>> begin Given information

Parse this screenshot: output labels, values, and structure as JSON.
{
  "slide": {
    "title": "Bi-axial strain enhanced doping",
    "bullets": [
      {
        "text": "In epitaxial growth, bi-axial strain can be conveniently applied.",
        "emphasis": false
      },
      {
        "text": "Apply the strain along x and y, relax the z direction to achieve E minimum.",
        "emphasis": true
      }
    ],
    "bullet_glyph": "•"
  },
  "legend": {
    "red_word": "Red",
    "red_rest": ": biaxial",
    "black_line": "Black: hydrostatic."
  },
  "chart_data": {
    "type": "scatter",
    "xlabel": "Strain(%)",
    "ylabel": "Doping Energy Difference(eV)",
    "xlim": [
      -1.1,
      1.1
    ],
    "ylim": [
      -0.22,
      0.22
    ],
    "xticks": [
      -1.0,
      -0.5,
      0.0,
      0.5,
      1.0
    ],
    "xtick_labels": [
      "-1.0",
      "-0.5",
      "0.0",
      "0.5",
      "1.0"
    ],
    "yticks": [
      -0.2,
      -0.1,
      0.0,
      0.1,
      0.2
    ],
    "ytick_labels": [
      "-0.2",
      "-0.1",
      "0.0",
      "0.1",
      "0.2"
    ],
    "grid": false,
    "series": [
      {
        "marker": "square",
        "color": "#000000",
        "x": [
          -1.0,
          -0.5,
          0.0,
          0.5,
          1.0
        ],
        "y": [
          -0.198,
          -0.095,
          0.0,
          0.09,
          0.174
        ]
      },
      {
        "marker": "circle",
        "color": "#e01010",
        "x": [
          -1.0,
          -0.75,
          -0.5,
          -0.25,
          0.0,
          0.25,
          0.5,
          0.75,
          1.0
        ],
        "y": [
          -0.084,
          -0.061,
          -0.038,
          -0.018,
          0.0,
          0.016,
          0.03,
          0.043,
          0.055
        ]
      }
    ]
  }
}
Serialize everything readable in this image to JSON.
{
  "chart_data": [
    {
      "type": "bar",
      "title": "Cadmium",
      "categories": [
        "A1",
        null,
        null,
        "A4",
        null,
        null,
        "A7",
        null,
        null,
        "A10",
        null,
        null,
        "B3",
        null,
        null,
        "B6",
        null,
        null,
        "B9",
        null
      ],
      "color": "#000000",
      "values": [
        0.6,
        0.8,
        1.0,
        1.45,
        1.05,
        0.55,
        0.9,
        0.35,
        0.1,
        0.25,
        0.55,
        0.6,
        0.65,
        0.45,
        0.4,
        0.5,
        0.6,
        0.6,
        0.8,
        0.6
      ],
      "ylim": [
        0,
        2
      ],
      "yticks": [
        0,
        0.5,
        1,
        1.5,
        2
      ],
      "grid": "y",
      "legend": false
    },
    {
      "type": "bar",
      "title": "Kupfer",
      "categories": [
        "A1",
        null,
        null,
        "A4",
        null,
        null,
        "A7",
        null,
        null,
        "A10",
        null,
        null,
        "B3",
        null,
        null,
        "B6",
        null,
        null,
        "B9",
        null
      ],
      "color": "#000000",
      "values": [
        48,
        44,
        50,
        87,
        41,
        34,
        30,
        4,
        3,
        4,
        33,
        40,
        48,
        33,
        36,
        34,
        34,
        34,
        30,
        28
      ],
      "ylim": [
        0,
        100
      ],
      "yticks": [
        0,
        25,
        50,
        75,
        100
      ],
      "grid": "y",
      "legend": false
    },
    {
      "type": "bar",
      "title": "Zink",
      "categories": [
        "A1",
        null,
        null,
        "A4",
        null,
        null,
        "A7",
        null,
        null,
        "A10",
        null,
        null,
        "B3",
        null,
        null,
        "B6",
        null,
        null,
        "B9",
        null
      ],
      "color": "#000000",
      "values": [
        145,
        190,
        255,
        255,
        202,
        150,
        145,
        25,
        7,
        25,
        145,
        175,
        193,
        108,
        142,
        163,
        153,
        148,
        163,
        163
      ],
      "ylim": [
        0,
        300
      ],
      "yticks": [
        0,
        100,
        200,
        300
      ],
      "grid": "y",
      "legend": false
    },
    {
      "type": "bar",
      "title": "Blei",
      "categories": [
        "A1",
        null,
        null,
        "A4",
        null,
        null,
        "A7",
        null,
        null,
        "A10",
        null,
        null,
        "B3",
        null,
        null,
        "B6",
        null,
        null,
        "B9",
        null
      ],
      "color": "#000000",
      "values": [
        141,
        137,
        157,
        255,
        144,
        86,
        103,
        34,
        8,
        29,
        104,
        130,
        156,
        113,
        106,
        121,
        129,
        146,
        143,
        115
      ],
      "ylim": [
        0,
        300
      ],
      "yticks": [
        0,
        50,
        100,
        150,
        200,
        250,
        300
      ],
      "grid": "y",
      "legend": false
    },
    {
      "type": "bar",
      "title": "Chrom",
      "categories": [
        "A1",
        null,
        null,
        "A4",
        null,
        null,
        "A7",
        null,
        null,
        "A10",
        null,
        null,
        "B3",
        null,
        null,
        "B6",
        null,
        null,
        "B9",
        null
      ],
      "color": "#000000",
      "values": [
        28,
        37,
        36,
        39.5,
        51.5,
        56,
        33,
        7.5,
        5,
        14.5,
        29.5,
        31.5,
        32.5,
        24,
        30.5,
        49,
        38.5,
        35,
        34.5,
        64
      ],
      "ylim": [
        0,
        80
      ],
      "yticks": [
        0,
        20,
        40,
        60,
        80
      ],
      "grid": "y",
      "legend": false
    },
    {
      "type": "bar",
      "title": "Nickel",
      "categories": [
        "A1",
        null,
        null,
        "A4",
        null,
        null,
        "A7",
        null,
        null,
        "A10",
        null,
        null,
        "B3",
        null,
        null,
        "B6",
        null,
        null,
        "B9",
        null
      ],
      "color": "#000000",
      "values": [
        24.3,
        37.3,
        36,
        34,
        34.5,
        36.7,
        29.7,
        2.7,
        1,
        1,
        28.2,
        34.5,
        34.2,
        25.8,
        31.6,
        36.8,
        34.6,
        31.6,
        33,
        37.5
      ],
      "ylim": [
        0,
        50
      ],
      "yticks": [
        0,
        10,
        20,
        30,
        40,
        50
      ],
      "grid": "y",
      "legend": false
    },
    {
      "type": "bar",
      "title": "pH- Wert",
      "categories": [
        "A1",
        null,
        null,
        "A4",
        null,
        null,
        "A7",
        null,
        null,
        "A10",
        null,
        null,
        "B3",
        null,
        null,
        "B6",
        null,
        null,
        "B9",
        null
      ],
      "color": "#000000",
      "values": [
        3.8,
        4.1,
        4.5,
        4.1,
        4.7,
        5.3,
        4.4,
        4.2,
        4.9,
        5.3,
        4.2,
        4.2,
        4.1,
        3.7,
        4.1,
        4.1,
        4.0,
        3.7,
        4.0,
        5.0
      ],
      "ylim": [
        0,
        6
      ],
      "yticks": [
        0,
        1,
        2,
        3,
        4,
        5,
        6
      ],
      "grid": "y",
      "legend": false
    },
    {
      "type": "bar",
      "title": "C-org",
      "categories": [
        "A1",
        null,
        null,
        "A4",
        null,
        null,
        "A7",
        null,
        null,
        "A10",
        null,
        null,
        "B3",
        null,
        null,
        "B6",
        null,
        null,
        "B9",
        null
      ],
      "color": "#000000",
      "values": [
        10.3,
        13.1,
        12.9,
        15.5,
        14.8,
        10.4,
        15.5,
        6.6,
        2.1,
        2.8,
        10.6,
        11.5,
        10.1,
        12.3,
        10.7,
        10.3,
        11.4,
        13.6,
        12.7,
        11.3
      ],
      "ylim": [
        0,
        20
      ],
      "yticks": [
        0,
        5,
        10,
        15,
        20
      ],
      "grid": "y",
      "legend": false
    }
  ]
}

>> end Given information

Write out the entries above word for word.

Parse this screenshot: output labels, values, and structure as JSON.
{
  "slide": {
    "title": "Bi-axial strain enhanced doping",
    "bullets": [
      {
        "text": "In epitaxial growth, bi-axial strain can be conveniently applied.",
        "emphasis": false
      },
      {
        "text": "Apply the strain along x and y, relax the z direction to achieve E minimum.",
        "emphasis": true
      }
    ],
    "bullet_glyph": "•"
  },
  "legend": {
    "red_word": "Red",
    "red_rest": ": biaxial",
    "black_line": "Black: hydrostatic."
  },
  "chart_data": {
    "type": "scatter",
    "xlabel": "Strain(%)",
    "ylabel": "Doping Energy Difference(eV)",
    "xlim": [
      -1.1,
      1.1
    ],
    "ylim": [
      -0.22,
      0.22
    ],
    "xticks": [
      -1.0,
      -0.5,
      0.0,
      0.5,
      1.0
    ],
    "xtick_labels": [
      "-1.0",
      "-0.5",
      "0.0",
      "0.5",
      "1.0"
    ],
    "yticks": [
      -0.2,
      -0.1,
      0.0,
      0.1,
      0.2
    ],
    "ytick_labels": [
      "-0.2",
      "-0.1",
      "0.0",
      "0.1",
      "0.2"
    ],
    "grid": false,
    "series": [
      {
        "marker": "square",
        "color": "#000000",
        "x": [
          -1.0,
          -0.5,
          0.0,
          0.5,
          1.0
        ],
        "y": [
          -0.198,
          -0.095,
          0.0,
          0.09,
          0.174
        ]
      },
      {
        "marker": "circle",
        "color": "#e01010",
        "x": [
          -1.0,
          -0.75,
          -0.5,
          -0.25,
          0.0,
          0.25,
          0.5,
          0.75,
          1.0
        ],
        "y": [
          -0.084,
          -0.061,
          -0.038,
          -0.018,
          0.0,
          0.016,
          0.03,
          0.043,
          0.055
        ]
      }
    ]
  }
}
Serialize everything readable in this image to JSON.
{
  "chart_data": [
    {
      "type": "bar",
      "title": "Cadmium",
      "categories": [
        "A1",
        null,
        null,
        "A4",
        null,
        null,
        "A7",
        null,
        null,
        "A10",
        null,
        null,
        "B3",
        null,
        null,
        "B6",
        null,
        null,
        "B9",
        null
      ],
      "color": "#000000",
      "values": [
        0.6,
        0.8,
        1.0,
        1.45,
        1.05,
        0.55,
        0.9,
        0.35,
        0.1,
        0.25,
        0.55,
        0.6,
        0.65,
        0.45,
        0.4,
        0.5,
        0.6,
        0.6,
        0.8,
        0.6
      ],
      "ylim": [
        0,
        2
      ],
      "yticks": [
        0,
        0.5,
        1,
        1.5,
        2
      ],
      "grid": "y",
      "legend": false
    },
    {
      "type": "bar",
      "title": "Kupfer",
      "categories": [
        "A1",
        null,
        null,
        "A4",
        null,
        null,
        "A7",
        null,
        null,
        "A10",
        null,
        null,
        "B3",
        null,
        null,
        "B6",
        null,
        null,
        "B9",
        null
      ],
      "color": "#000000",
      "values": [
        48,
        44,
        50,
        87,
        41,
        34,
        30,
        4,
        3,
        4,
        33,
        40,
        48,
        33,
        36,
        34,
        34,
        34,
        30,
        28
      ],
      "ylim": [
        0,
        100
      ],
      "yticks": [
        0,
        25,
        50,
        75,
        100
      ],
      "grid": "y",
      "legend": false
    },
    {
      "type": "bar",
      "title": "Zink",
      "categories": [
        "A1",
        null,
        null,
        "A4",
        null,
        null,
        "A7",
        null,
        null,
        "A10",
        null,
        null,
        "B3",
        null,
        null,
        "B6",
        null,
        null,
        "B9",
        null
      ],
      "color": "#000000",
      "values": [
        145,
        190,
        255,
        255,
        202,
        150,
        145,
        25,
        7,
        25,
        145,
        175,
        193,
        108,
        142,
        163,
        153,
        148,
        163,
        163
      ],
      "ylim": [
        0,
        300
      ],
      "yticks": [
        0,
        100,
        200,
        300
      ],
      "grid": "y",
      "legend": false
    },
    {
      "type": "bar",
      "title": "Blei",
      "categories": [
        "A1",
        null,
        null,
        "A4",
        null,
        null,
        "A7",
        null,
        null,
        "A10",
        null,
        null,
        "B3",
        null,
        null,
        "B6",
        null,
        null,
        "B9",
        null
      ],
      "color": "#000000",
      "values": [
        141,
        137,
        157,
        255,
        144,
        86,
        103,
        34,
        8,
        29,
        104,
        130,
        156,
        113,
        106,
        121,
        129,
        146,
        143,
        115
      ],
      "ylim": [
        0,
        300
      ],
      "yticks": [
        0,
        50,
        100,
        150,
        200,
        250,
        300
      ],
      "grid": "y",
      "legend": false
    },
    {
      "type": "bar",
      "title": "Chrom",
      "categories": [
        "A1",
        null,
        null,
        "A4",
        null,
        null,
        "A7",
        null,
        null,
        "A10",
        null,
        null,
        "B3",
        null,
        null,
        "B6",
        null,
        null,
        "B9",
        null
      ],
      "color": "#000000",
      "values": [
        28,
        37,
        36,
        39.5,
        51.5,
        56,
        33,
        7.5,
        5,
        14.5,
        29.5,
        31.5,
        32.5,
        24,
        30.5,
        49,
        38.5,
        35,
        34.5,
        64
      ],
      "ylim": [
        0,
        80
      ],
      "yticks": [
        0,
        20,
        40,
        60,
        80
      ],
      "grid": "y",
      "legend": false
    },
    {
      "type": "bar",
      "title": "Nickel",
      "categories": [
        "A1",
        null,
        null,
        "A4",
        null,
        null,
        "A7",
        null,
        null,
        "A10",
        null,
        null,
        "B3",
        null,
        null,
        "B6",
        null,
        null,
        "B9",
        null
      ],
      "color": "#000000",
      "values": [
        24.3,
        37.3,
        36,
        34,
        34.5,
        36.7,
        29.7,
        2.7,
        1,
        1,
        28.2,
        34.5,
        34.2,
        25.8,
        31.6,
        36.8,
        34.6,
        31.6,
        33,
        37.5
      ],
      "ylim": [
        0,
        50
      ],
      "yticks": [
        0,
        10,
        20,
        30,
        40,
        50
      ],
      "grid": "y",
      "legend": false
    },
    {
      "type": "bar",
      "title": "pH- Wert",
      "categories": [
        "A1",
        null,
        null,
        "A4",
        null,
        null,
        "A7",
        null,
        null,
        "A10",
        null,
        null,
        "B3",
        null,
        null,
        "B6",
        null,
        null,
        "B9",
        null
      ],
      "color": "#000000",
      "values": [
        3.8,
        4.1,
        4.5,
        4.1,
        4.7,
        5.3,
        4.4,
        4.2,
        4.9,
        5.3,
        4.2,
        4.2,
        4.1,
        3.7,
        4.1,
        4.1,
        4.0,
        3.7,
        4.0,
        5.0
      ],
      "ylim": [
        0,
        6
      ],
      "yticks": [
        0,
        1,
        2,
        3,
        4,
        5,
        6
      ],
      "grid": "y",
      "legend": false
    },
    {
      "type": "bar",
      "title": "C-org",
      "categories": [
        "A1",
        null,
        null,
        "A4",
        null,
        null,
        "A7",
        null,
        null,
        "A10",
        null,
        null,
        "B3",
        null,
        null,
        "B6",
        null,
        null,
        "B9",
        null
      ],
      "color": "#000000",
      "values": [
        10.3,
        13.1,
        12.9,
        15.5,
        14.8,
        10.4,
        15.5,
        6.6,
        2.1,
        2.8,
        10.6,
        11.5,
        10.1,
        12.3,
        10.7,
        10.3,
        11.4,
        13.6,
        12.7,
        11.3
      ],
      "ylim": [
        0,
        20
      ],
      "yticks": [
        0,
        5,
        10,
        15,
        20
      ],
      "grid": "y",
      "legend": false
    }
  ]
}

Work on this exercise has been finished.